The records that follow should be retyped word for word.

§ Data:
***
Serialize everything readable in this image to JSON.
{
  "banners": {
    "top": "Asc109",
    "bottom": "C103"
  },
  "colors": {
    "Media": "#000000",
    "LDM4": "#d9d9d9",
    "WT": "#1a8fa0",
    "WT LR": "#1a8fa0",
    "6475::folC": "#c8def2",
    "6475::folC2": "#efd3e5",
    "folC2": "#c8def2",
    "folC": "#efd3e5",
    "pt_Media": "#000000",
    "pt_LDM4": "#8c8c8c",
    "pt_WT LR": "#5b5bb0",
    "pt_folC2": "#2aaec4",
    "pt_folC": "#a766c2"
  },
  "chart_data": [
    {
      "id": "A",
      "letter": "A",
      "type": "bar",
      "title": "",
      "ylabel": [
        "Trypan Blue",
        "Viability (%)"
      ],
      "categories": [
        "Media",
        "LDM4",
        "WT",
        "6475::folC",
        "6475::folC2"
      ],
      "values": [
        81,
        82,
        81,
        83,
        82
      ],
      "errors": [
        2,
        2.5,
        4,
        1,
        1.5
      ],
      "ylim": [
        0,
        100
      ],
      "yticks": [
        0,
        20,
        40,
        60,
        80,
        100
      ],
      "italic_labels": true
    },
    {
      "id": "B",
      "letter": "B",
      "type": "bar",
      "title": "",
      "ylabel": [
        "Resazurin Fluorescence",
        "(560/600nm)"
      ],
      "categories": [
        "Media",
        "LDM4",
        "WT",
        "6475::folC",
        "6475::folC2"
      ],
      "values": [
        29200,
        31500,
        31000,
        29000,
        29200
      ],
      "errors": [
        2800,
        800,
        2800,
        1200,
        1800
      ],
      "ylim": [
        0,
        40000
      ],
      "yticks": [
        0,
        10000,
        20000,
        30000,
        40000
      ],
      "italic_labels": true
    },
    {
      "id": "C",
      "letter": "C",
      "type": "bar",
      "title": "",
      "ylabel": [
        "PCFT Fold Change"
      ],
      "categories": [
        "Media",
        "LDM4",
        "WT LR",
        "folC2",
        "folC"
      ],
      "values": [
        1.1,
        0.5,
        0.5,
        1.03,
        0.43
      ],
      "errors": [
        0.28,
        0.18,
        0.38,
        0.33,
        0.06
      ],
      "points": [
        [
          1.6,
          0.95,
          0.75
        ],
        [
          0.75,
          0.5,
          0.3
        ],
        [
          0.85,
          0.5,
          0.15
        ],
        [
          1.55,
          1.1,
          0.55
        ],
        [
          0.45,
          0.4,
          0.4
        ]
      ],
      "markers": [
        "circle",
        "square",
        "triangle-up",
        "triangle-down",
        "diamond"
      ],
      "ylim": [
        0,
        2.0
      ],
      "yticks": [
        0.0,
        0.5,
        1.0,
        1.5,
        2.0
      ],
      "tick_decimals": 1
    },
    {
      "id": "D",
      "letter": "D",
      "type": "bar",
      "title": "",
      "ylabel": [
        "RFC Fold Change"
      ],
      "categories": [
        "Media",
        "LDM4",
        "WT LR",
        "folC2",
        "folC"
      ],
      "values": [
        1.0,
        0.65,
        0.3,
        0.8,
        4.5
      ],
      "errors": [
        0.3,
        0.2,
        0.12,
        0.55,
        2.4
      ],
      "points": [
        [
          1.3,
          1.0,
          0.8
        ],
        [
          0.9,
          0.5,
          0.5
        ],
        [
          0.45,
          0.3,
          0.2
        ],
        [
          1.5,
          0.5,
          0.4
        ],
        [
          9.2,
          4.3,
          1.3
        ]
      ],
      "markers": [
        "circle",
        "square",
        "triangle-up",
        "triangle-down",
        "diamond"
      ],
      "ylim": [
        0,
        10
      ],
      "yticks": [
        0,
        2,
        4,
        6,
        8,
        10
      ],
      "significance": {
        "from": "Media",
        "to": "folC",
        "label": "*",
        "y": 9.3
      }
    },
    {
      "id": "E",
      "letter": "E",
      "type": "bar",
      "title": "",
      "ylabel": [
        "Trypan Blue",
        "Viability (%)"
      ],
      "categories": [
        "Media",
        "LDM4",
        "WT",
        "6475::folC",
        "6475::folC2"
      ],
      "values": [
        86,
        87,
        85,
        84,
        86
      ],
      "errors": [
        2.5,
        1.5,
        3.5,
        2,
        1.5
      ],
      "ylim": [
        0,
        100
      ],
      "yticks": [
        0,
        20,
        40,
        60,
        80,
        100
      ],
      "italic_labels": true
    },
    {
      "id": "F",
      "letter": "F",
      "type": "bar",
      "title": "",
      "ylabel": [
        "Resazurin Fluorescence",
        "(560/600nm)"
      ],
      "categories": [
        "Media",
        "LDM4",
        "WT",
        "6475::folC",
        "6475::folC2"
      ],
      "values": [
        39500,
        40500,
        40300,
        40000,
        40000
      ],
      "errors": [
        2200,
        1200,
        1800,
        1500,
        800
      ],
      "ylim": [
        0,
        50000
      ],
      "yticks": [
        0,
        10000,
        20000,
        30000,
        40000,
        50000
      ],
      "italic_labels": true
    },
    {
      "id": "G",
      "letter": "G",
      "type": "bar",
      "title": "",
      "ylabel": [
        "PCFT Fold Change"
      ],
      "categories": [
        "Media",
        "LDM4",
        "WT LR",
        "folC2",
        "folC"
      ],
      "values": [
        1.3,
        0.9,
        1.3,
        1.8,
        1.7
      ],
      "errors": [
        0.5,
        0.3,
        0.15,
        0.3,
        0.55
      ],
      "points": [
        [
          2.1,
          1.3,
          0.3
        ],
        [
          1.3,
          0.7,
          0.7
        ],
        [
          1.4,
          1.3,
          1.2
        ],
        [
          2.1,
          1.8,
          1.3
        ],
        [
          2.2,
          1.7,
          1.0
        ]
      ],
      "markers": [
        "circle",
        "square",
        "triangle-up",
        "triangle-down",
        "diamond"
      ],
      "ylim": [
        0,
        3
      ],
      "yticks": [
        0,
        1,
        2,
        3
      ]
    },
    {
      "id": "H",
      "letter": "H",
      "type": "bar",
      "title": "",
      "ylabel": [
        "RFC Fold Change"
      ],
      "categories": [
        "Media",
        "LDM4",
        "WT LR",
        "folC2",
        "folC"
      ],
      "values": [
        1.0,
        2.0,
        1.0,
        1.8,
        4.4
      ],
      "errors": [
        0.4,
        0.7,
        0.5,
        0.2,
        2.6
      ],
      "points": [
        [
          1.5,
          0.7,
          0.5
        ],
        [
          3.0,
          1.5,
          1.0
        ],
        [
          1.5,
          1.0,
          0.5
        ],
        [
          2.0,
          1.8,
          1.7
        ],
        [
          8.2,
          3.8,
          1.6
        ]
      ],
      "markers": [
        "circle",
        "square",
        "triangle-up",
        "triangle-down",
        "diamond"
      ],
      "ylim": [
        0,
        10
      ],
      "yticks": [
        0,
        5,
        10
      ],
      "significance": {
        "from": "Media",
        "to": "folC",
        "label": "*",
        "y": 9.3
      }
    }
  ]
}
***
§ Expected output:
Serialize everything readable in this image to JSON.
{
  "banners": {
    "top": "Asc109",
    "bottom": "C103"
  },
  "colors": {
    "Media": "#000000",
    "LDM4": "#d9d9d9",
    "WT": "#1a8fa0",
    "WT LR": "#1a8fa0",
    "6475::folC": "#c8def2",
    "6475::folC2": "#efd3e5",
    "folC2": "#c8def2",
    "folC": "#efd3e5",
    "pt_Media": "#000000",
    "pt_LDM4": "#8c8c8c",
    "pt_WT LR": "#5b5bb0",
    "pt_folC2": "#2aaec4",
    "pt_folC": "#a766c2"
  },
  "chart_data": [
    {
      "id": "A",
      "letter": "A",
      "type": "bar",
      "title": "",
      "ylabel": [
        "Trypan Blue",
        "Viability (%)"
      ],
      "categories": [
        "Media",
        "LDM4",
        "WT",
        "6475::folC",
        "6475::folC2"
      ],
      "values": [
        81,
        82,
        81,
        83,
        82
      ],
      "errors": [
        2,
        2.5,
        4,
        1,
        1.5
      ],
      "ylim": [
        0,
        100
      ],
      "yticks": [
        0,
        20,
        40,
        60,
        80,
        100
      ],
      "italic_labels": true
    },
    {
      "id": "B",
      "letter": "B",
      "type": "bar",
      "title": "",
      "ylabel": [
        "Resazurin Fluorescence",
        "(560/600nm)"
      ],
      "categories": [
        "Media",
        "LDM4",
        "WT",
        "6475::folC",
        "6475::folC2"
      ],
      "values": [
        29200,
        31500,
        31000,
        29000,
        29200
      ],
      "errors": [
        2800,
        800,
        2800,
        1200,
        1800
      ],
      "ylim": [
        0,
        40000
      ],
      "yticks": [
        0,
        10000,
        20000,
        30000,
        40000
      ],
      "italic_labels": true
    },
    {
      "id": "C",
      "letter": "C",
      "type": "bar",
      "title": "",
      "ylabel": [
        "PCFT Fold Change"
      ],
      "categories": [
        "Media",
        "LDM4",
        "WT LR",
        "folC2",
        "folC"
      ],
      "values": [
        1.1,
        0.5,
        0.5,
        1.03,
        0.43
      ],
      "errors": [
        0.28,
        0.18,
        0.38,
        0.33,
        0.06
      ],
      "points": [
        [
          1.6,
          0.95,
          0.75
        ],
        [
          0.75,
          0.5,
          0.3
        ],
        [
          0.85,
          0.5,
          0.15
        ],
        [
          1.55,
          1.1,
          0.55
        ],
        [
          0.45,
          0.4,
          0.4
        ]
      ],
      "markers": [
        "circle",
        "square",
        "triangle-up",
        "triangle-down",
        "diamond"
      ],
      "ylim": [
        0,
        2.0
      ],
      "yticks": [
        0.0,
        0.5,
        1.0,
        1.5,
        2.0
      ],
      "tick_decimals": 1
    },
    {
      "id": "D",
      "letter": "D",
      "type": "bar",
      "title": "",
      "ylabel": [
        "RFC Fold Change"
      ],
      "categories": [
        "Media",
        "LDM4",
        "WT LR",
        "folC2",
        "folC"
      ],
      "values": [
        1.0,
        0.65,
        0.3,
        0.8,
        4.5
      ],
      "errors": [
        0.3,
        0.2,
        0.12,
        0.55,
        2.4
      ],
      "points": [
        [
          1.3,
          1.0,
          0.8
        ],
        [
          0.9,
          0.5,
          0.5
        ],
        [
          0.45,
          0.3,
          0.2
        ],
        [
          1.5,
          0.5,
          0.4
        ],
        [
          9.2,
          4.3,
          1.3
        ]
      ],
      "markers": [
        "circle",
        "square",
        "triangle-up",
        "triangle-down",
        "diamond"
      ],
      "ylim": [
        0,
        10
      ],
      "yticks": [
        0,
        2,
        4,
        6,
        8,
        10
      ],
      "significance": {
        "from": "Media",
        "to": "folC",
        "label": "*",
        "y": 9.3
      }
    },
    {
      "id": "E",
      "letter": "E",
      "type": "bar",
      "title": "",
      "ylabel": [
        "Trypan Blue",
        "Viability (%)"
      ],
      "categories": [
        "Media",
        "LDM4",
        "WT",
        "6475::folC",
        "6475::folC2"
      ],
      "values": [
        86,
        87,
        85,
        84,
        86
      ],
      "errors": [
        2.5,
        1.5,
        3.5,
        2,
        1.5
      ],
      "ylim": [
        0,
        100
      ],
      "yticks": [
        0,
        20,
        40,
        60,
        80,
        100
      ],
      "italic_labels": true
    },
    {
      "id": "F",
      "letter": "F",
      "type": "bar",
      "title": "",
      "ylabel": [
        "Resazurin Fluorescence",
        "(560/600nm)"
      ],
      "categories": [
        "Media",
        "LDM4",
        "WT",
        "6475::folC",
        "6475::folC2"
      ],
      "values": [
        39500,
        40500,
        40300,
        40000,
        40000
      ],
      "errors": [
        2200,
        1200,
        1800,
        1500,
        800
      ],
      "ylim": [
        0,
        50000
      ],
      "yticks": [
        0,
        10000,
        20000,
        30000,
        40000,
        50000
      ],
      "italic_labels": true
    },
    {
      "id": "G",
      "letter": "G",
      "type": "bar",
      "title": "",
      "ylabel": [
        "PCFT Fold Change"
      ],
      "categories": [
        "Media",
        "LDM4",
        "WT LR",
        "folC2",
        "folC"
      ],
      "values": [
        1.3,
        0.9,
        1.3,
        1.8,
        1.7
      ],
      "errors": [
        0.5,
        0.3,
        0.15,
        0.3,
        0.55
      ],
      "points": [
        [
          2.1,
          1.3,
          0.3
        ],
        [
          1.3,
          0.7,
          0.7
        ],
        [
          1.4,
          1.3,
          1.2
        ],
        [
          2.1,
          1.8,
          1.3
        ],
        [
          2.2,
          1.7,
          1.0
        ]
      ],
      "markers": [
        "circle",
        "square",
        "triangle-up",
        "triangle-down",
        "diamond"
      ],
      "ylim": [
        0,
        3
      ],
      "yticks": [
        0,
        1,
        2,
        3
      ]
    },
    {
      "id": "H",
      "letter": "H",
      "type": "bar",
      "title": "",
      "ylabel": [
        "RFC Fold Change"
      ],
      "categories": [
        "Media",
        "LDM4",
        "WT LR",
        "folC2",
        "folC"
      ],
      "values": [
        1.0,
        2.0,
        1.0,
        1.8,
        4.4
      ],
      "errors": [
        0.4,
        0.7,
        0.5,
        0.2,
        2.6
      ],
      "points": [
        [
          1.5,
          0.7,
          0.5
        ],
        [
          3.0,
          1.5,
          1.0
        ],
        [
          1.5,
          1.0,
          0.5
        ],
        [
          2.0,
          1.8,
          1.7
        ],
        [
          8.2,
          3.8,
          1.6
        ]
      ],
      "markers": [
        "circle",
        "square",
        "triangle-up",
        "triangle-down",
        "diamond"
      ],
      "ylim": [
        0,
        10
      ],
      "yticks": [
        0,
        5,
        10
      ],
      "significance": {
        "from": "Media",
        "to": "folC",
        "label": "*",
        "y": 9.3
      }
    }
  ]
}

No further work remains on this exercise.